**Your goal:** Pull out every line below holding the word "Amazon".

# Start of Input for this task

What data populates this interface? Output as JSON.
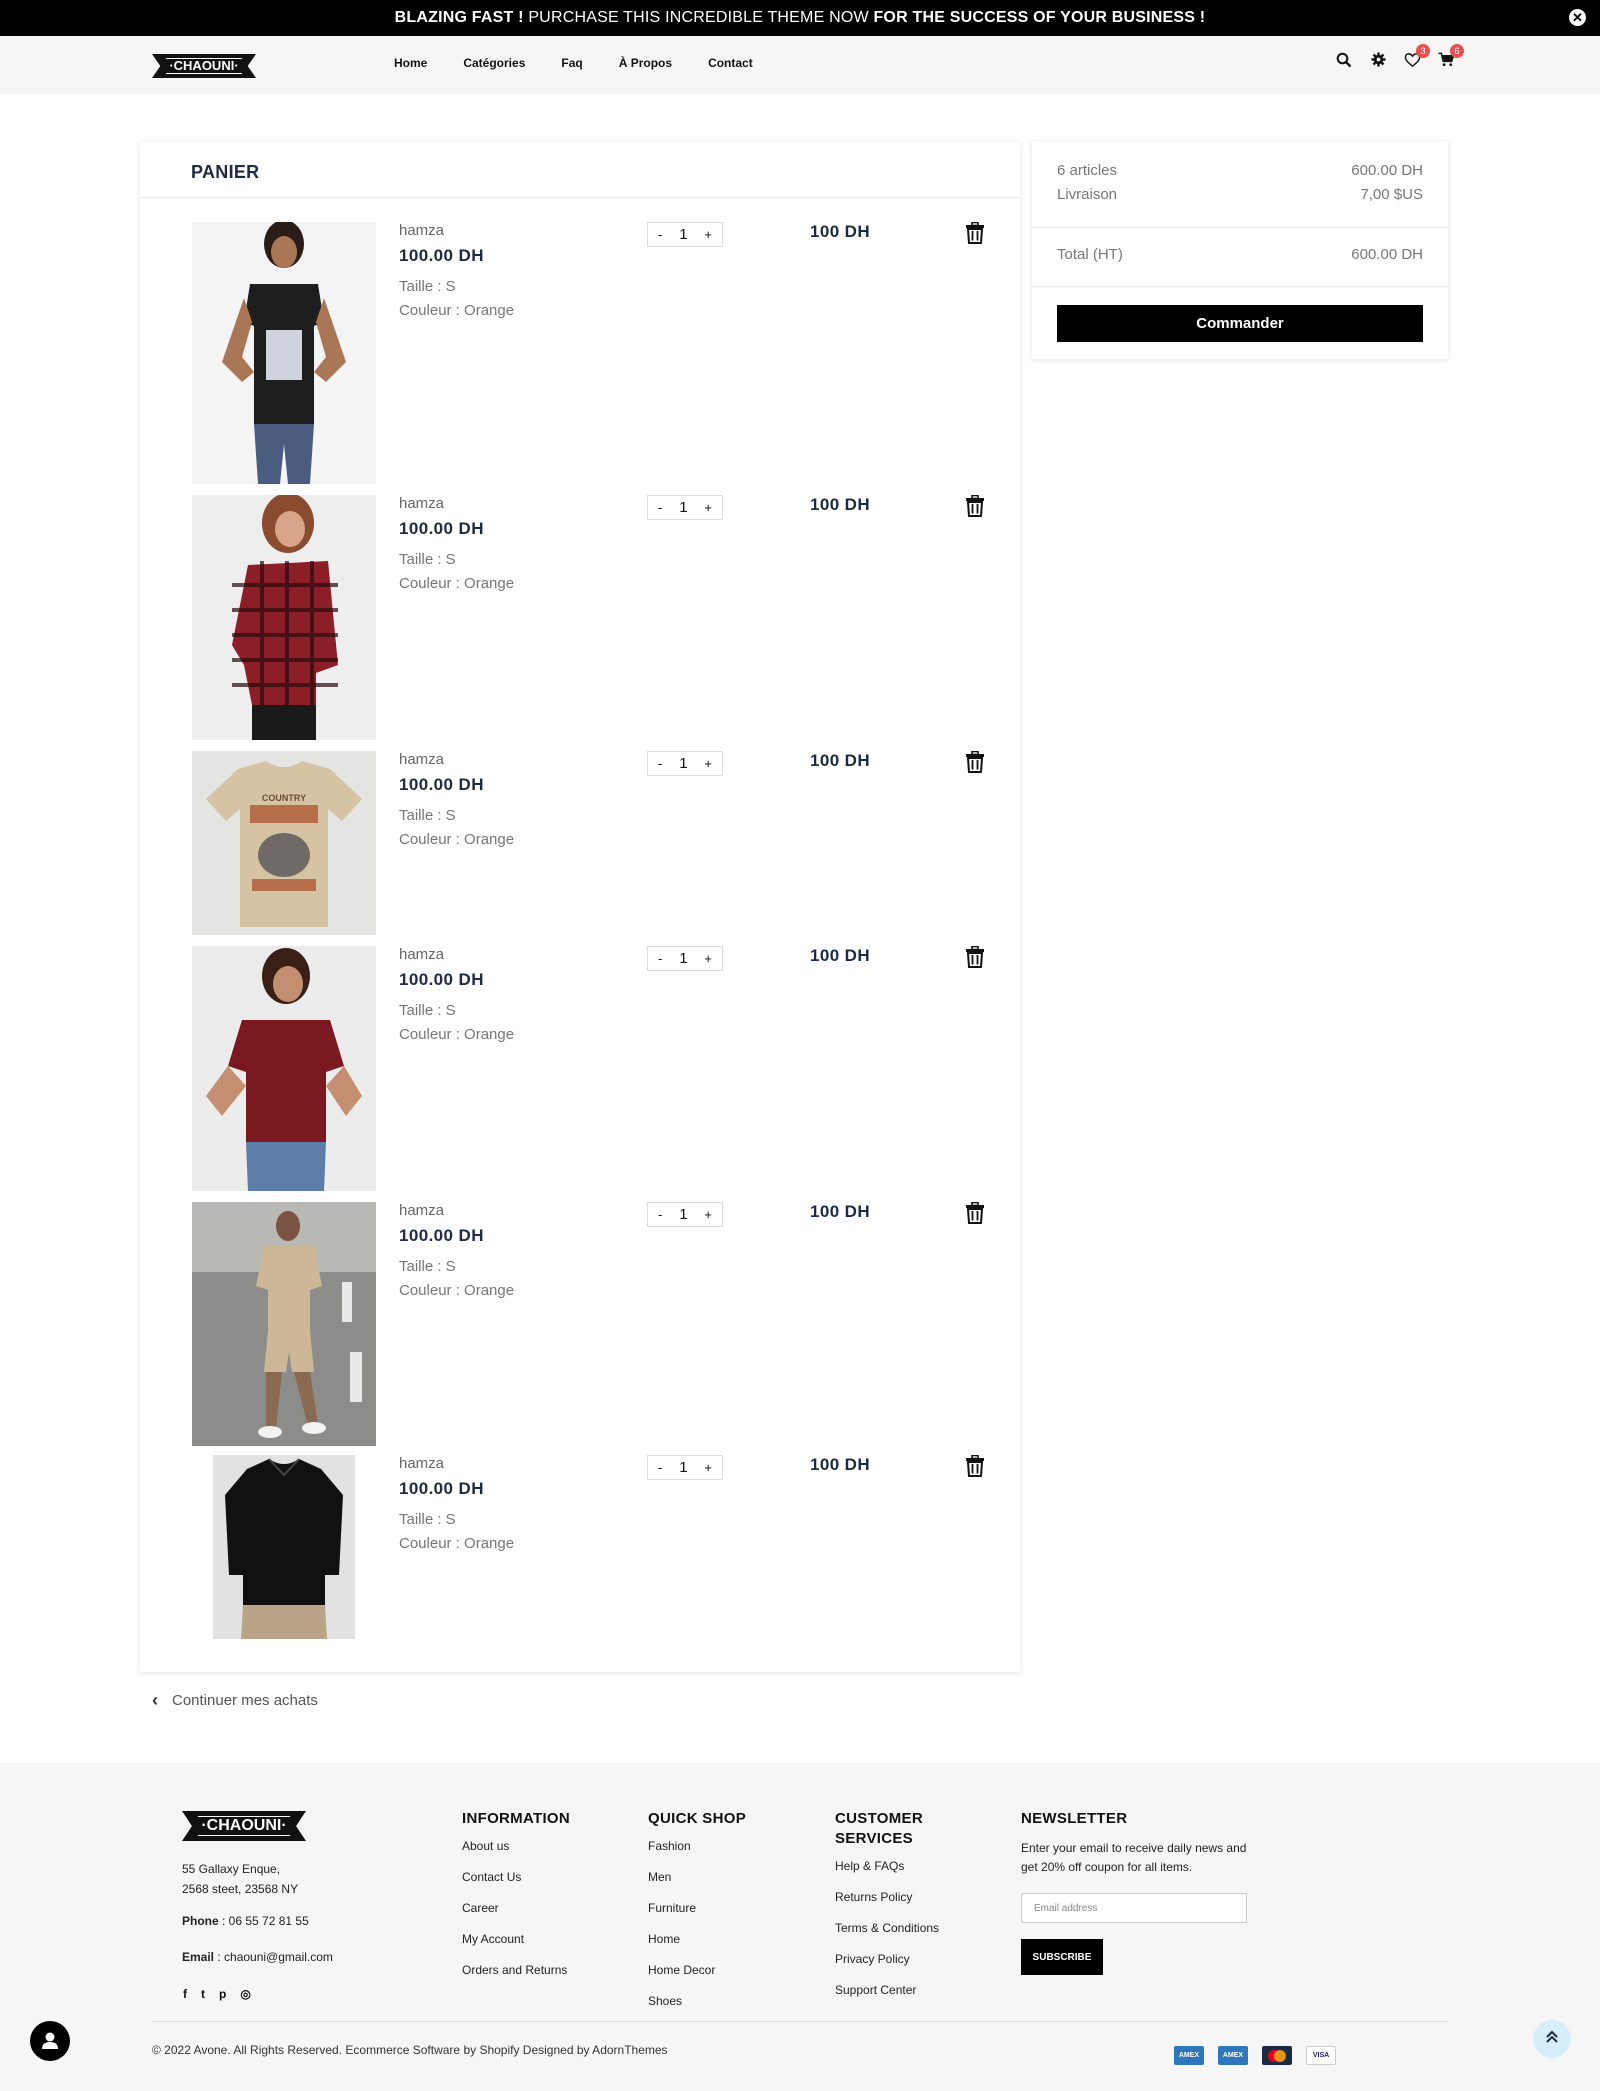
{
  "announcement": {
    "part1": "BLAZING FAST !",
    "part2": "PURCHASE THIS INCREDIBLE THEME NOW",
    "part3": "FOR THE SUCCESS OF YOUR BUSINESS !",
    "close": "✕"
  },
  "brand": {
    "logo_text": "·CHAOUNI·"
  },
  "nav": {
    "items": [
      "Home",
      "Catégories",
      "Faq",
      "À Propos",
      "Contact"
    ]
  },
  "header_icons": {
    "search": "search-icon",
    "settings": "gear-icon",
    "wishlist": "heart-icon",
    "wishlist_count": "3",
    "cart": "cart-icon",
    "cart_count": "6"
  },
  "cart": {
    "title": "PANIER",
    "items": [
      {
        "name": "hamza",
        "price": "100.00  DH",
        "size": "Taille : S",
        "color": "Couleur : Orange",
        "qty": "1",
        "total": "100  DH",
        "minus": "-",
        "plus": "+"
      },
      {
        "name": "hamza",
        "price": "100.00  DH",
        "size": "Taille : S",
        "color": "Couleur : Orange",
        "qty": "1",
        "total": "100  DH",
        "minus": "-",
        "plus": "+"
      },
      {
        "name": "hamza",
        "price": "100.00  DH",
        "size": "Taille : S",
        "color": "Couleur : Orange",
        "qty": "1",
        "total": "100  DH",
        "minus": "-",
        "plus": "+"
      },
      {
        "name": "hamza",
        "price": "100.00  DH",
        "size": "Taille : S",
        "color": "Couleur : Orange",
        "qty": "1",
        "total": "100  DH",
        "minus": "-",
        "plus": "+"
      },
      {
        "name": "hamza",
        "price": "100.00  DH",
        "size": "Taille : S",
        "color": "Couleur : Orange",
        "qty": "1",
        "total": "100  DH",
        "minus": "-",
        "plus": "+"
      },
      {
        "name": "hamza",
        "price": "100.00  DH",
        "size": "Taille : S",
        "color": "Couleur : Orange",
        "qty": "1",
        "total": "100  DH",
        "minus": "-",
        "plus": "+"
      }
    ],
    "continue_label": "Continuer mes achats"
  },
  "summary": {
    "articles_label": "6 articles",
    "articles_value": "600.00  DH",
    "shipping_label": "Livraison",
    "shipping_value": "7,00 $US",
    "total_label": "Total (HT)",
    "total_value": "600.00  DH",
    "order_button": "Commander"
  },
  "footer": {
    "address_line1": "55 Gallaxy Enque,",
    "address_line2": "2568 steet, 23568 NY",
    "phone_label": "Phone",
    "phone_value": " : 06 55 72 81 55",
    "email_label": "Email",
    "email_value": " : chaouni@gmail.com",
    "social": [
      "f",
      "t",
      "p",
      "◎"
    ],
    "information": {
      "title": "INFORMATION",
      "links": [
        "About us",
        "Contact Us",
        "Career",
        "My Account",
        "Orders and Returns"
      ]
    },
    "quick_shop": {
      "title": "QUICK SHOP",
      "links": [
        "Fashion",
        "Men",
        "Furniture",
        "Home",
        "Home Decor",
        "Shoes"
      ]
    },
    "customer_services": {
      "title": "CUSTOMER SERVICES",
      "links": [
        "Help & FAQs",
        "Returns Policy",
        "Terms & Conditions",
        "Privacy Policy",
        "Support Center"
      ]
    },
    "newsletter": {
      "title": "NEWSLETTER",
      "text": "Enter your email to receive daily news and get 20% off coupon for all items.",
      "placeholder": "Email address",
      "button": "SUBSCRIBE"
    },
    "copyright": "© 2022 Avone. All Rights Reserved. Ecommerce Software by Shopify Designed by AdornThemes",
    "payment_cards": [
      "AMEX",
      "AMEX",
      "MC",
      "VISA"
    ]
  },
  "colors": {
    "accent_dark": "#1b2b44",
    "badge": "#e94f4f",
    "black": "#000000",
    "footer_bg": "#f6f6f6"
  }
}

# End of Input for this task
# Start of Input for this task

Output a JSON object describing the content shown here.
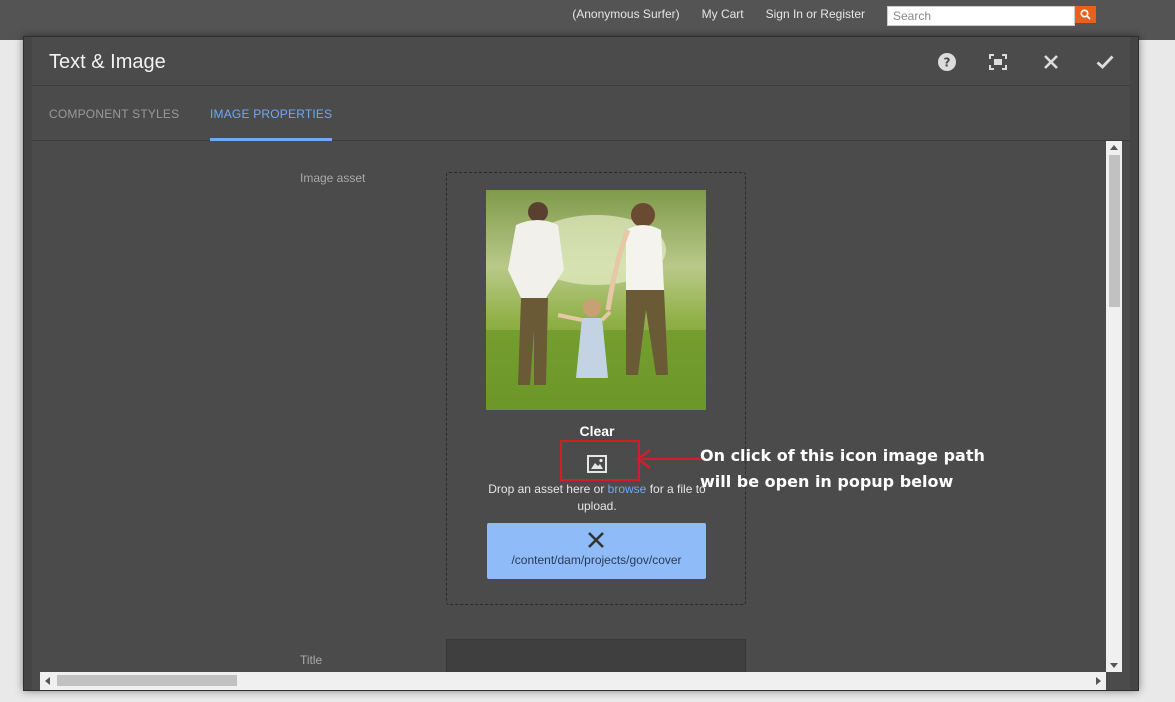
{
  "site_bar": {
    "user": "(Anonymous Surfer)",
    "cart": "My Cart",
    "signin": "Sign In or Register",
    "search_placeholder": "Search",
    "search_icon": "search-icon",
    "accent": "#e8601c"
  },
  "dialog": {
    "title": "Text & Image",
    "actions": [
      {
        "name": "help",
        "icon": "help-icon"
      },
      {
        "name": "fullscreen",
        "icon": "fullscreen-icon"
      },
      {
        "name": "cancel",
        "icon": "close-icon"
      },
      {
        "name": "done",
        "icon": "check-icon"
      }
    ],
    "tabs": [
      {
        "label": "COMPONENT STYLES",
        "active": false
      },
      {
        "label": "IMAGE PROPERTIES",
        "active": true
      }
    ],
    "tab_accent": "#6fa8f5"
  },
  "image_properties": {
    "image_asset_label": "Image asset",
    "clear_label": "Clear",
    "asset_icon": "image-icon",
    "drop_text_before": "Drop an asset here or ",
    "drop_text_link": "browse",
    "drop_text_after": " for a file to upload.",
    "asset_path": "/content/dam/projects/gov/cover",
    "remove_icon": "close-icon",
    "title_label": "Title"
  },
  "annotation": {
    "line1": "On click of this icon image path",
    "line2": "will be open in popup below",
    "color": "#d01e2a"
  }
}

# End of Input for this task
# Start of Input for this task

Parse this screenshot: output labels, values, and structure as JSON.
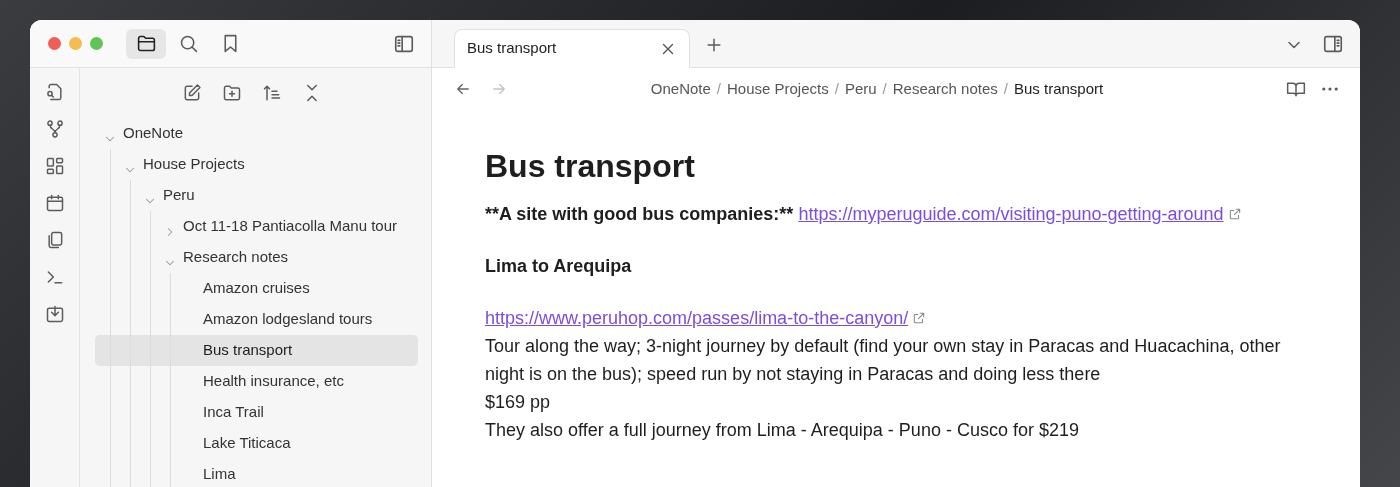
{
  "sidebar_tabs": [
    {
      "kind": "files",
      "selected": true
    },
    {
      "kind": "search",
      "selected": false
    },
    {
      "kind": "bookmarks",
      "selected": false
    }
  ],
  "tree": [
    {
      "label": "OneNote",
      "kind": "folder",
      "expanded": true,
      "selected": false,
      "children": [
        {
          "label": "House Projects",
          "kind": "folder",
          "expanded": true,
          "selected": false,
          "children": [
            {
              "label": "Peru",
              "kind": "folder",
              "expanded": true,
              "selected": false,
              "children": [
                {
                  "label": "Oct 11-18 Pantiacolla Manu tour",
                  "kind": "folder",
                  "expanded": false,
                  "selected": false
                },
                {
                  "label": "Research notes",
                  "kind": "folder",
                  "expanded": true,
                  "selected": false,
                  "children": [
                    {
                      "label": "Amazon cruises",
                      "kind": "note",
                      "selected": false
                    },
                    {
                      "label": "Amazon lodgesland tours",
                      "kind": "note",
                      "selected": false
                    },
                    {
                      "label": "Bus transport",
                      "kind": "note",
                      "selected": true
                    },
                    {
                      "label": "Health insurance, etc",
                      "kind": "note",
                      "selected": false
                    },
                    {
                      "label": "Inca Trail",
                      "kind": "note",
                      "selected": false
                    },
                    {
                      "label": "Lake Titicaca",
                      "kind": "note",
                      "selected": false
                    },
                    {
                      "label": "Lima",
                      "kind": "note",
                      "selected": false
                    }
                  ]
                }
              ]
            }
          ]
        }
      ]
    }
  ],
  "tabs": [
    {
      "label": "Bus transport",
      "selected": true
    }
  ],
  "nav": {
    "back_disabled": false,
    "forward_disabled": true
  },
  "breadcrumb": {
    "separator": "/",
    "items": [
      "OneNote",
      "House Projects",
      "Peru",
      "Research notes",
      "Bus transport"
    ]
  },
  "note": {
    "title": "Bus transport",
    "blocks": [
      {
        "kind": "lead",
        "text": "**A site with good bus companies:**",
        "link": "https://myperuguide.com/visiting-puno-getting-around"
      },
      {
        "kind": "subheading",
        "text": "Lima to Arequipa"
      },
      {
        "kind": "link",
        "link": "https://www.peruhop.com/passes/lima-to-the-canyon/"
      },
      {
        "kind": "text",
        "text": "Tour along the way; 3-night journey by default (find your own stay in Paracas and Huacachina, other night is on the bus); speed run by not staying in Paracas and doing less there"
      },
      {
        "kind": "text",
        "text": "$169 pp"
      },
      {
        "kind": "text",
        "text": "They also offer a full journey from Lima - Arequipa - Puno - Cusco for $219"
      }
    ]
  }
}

# End of Input for this task

**Exercise result:**
                      "label": "Amazon cruises",
                      "label": "Amazon lodgesland tours",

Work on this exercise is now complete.